--- Start of The input ---

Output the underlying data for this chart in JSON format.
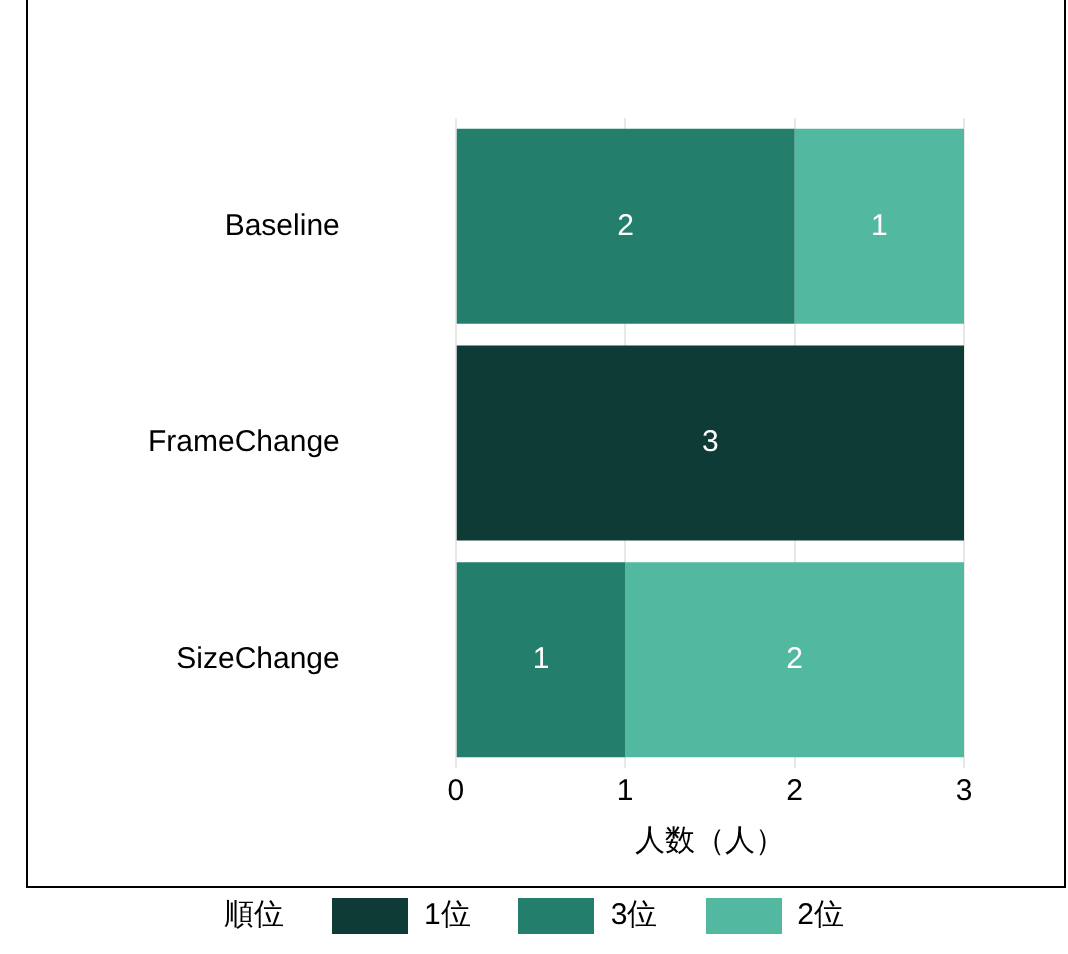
{
  "chart_data": {
    "type": "bar",
    "orientation": "horizontal",
    "stacked": true,
    "categories": [
      "Baseline",
      "FrameChange",
      "SizeChange"
    ],
    "series": [
      {
        "name": "1位",
        "color": "#0e3b35",
        "values": [
          0,
          3,
          0
        ],
        "value_labels": [
          null,
          "3",
          null
        ]
      },
      {
        "name": "3位",
        "color": "#237f6b",
        "values": [
          2,
          0,
          1
        ],
        "value_labels": [
          "2",
          null,
          "1"
        ]
      },
      {
        "name": "2位",
        "color": "#52b8a0",
        "values": [
          1,
          0,
          2
        ],
        "value_labels": [
          "1",
          null,
          "2"
        ]
      }
    ],
    "xlabel": "人数（人）",
    "legend_title": "順位",
    "legend": "bottom",
    "grid": "x",
    "xlim": [
      0,
      3
    ],
    "xticks": [
      0,
      1,
      2,
      3
    ]
  }
}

--- End of The input ---

- Required task:
Leave out the pictures and restate everything else word for word.

- Complete output:
Output the underlying data for this chart in JSON format.
{
  "chart_data": {
    "type": "bar",
    "orientation": "horizontal",
    "stacked": true,
    "categories": [
      "Baseline",
      "FrameChange",
      "SizeChange"
    ],
    "series": [
      {
        "name": "1位",
        "color": "#0e3b35",
        "values": [
          0,
          3,
          0
        ],
        "value_labels": [
          null,
          "3",
          null
        ]
      },
      {
        "name": "3位",
        "color": "#237f6b",
        "values": [
          2,
          0,
          1
        ],
        "value_labels": [
          "2",
          null,
          "1"
        ]
      },
      {
        "name": "2位",
        "color": "#52b8a0",
        "values": [
          1,
          0,
          2
        ],
        "value_labels": [
          "1",
          null,
          "2"
        ]
      }
    ],
    "xlabel": "人数（人）",
    "legend_title": "順位",
    "legend": "bottom",
    "grid": "x",
    "xlim": [
      0,
      3
    ],
    "xticks": [
      0,
      1,
      2,
      3
    ]
  }
}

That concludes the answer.